■ The exercise ■
Leave out the pictures and restate the rest of the data exactly.

^^^^

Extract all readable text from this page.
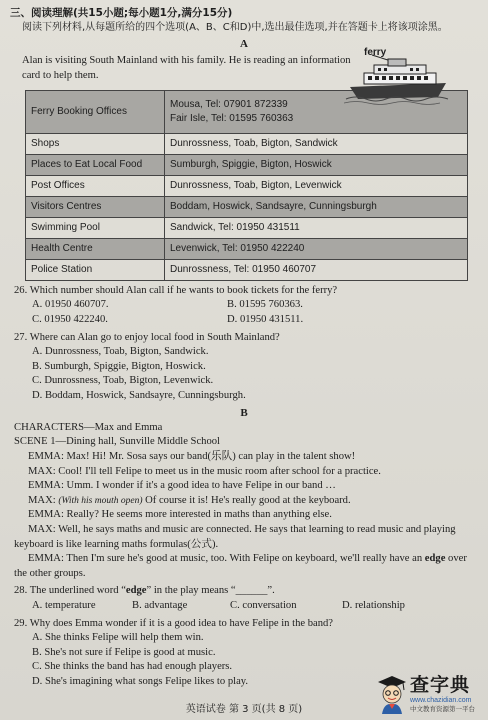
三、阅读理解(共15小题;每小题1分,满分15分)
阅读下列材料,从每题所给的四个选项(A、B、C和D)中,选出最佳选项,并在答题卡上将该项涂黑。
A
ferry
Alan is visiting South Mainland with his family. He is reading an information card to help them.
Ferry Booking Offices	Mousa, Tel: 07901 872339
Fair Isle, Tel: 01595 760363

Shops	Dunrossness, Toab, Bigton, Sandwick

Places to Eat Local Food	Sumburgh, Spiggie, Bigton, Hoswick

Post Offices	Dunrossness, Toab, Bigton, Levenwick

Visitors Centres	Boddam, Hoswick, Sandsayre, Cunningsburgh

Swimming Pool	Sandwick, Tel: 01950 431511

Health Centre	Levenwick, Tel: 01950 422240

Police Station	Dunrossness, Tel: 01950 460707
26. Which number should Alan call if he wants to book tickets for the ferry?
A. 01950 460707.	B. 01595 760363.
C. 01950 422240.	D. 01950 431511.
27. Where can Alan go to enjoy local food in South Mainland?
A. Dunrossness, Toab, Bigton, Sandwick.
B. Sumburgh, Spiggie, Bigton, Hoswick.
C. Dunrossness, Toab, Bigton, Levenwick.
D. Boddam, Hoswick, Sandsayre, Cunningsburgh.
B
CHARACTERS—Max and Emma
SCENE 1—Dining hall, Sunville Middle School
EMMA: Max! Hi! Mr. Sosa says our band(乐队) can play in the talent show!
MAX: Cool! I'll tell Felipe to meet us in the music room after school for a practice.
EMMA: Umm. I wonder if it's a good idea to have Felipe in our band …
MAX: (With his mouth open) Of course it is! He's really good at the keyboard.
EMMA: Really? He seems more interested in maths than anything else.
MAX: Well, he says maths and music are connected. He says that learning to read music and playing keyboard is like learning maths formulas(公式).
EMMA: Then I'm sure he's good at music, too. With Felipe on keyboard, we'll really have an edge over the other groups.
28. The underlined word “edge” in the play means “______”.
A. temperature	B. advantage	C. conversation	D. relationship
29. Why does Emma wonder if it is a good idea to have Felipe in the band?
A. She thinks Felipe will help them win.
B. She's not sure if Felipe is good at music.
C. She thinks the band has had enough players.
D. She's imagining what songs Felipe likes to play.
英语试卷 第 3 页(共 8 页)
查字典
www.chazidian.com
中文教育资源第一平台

^^^^

■ Output for this task ■
Extract all readable text from this page.
三、阅读理解(共15小题;每小题1分,满分15分)
阅读下列材料,从每题所给的四个选项(A、B、C和D)中,选出最佳选项,并在答题卡上将该项涂黑。
A
ferry
Alan is visiting South Mainland with his family. He is reading an information card to help them.
Ferry Booking Offices	Mousa, Tel: 07901 872339
Fair Isle, Tel: 01595 760363

Shops	Dunrossness, Toab, Bigton, Sandwick

Places to Eat Local Food	Sumburgh, Spiggie, Bigton, Hoswick

Post Offices	Dunrossness, Toab, Bigton, Levenwick

Visitors Centres	Boddam, Hoswick, Sandsayre, Cunningsburgh

Swimming Pool	Sandwick, Tel: 01950 431511

Health Centre	Levenwick, Tel: 01950 422240

Police Station	Dunrossness, Tel: 01950 460707
26. Which number should Alan call if he wants to book tickets for the ferry?
A. 01950 460707.	B. 01595 760363.
C. 01950 422240.	D. 01950 431511.
27. Where can Alan go to enjoy local food in South Mainland?
A. Dunrossness, Toab, Bigton, Sandwick.
B. Sumburgh, Spiggie, Bigton, Hoswick.
C. Dunrossness, Toab, Bigton, Levenwick.
D. Boddam, Hoswick, Sandsayre, Cunningsburgh.
B
CHARACTERS—Max and Emma
SCENE 1—Dining hall, Sunville Middle School
EMMA: Max! Hi! Mr. Sosa says our band(乐队) can play in the talent show!
MAX: Cool! I'll tell Felipe to meet us in the music room after school for a practice.
EMMA: Umm. I wonder if it's a good idea to have Felipe in our band …
MAX: (With his mouth open) Of course it is! He's really good at the keyboard.
EMMA: Really? He seems more interested in maths than anything else.
MAX: Well, he says maths and music are connected. He says that learning to read music and playing keyboard is like learning maths formulas(公式).
EMMA: Then I'm sure he's good at music, too. With Felipe on keyboard, we'll really have an edge over the other groups.
28. The underlined word “edge” in the play means “______”.
A. temperature	B. advantage	C. conversation	D. relationship
29. Why does Emma wonder if it is a good idea to have Felipe in the band?
A. She thinks Felipe will help them win.
B. She's not sure if Felipe is good at music.
C. She thinks the band has had enough players.
D. She's imagining what songs Felipe likes to play.
英语试卷 第 3 页(共 8 页)
查字典
www.chazidian.com
中文教育资源第一平台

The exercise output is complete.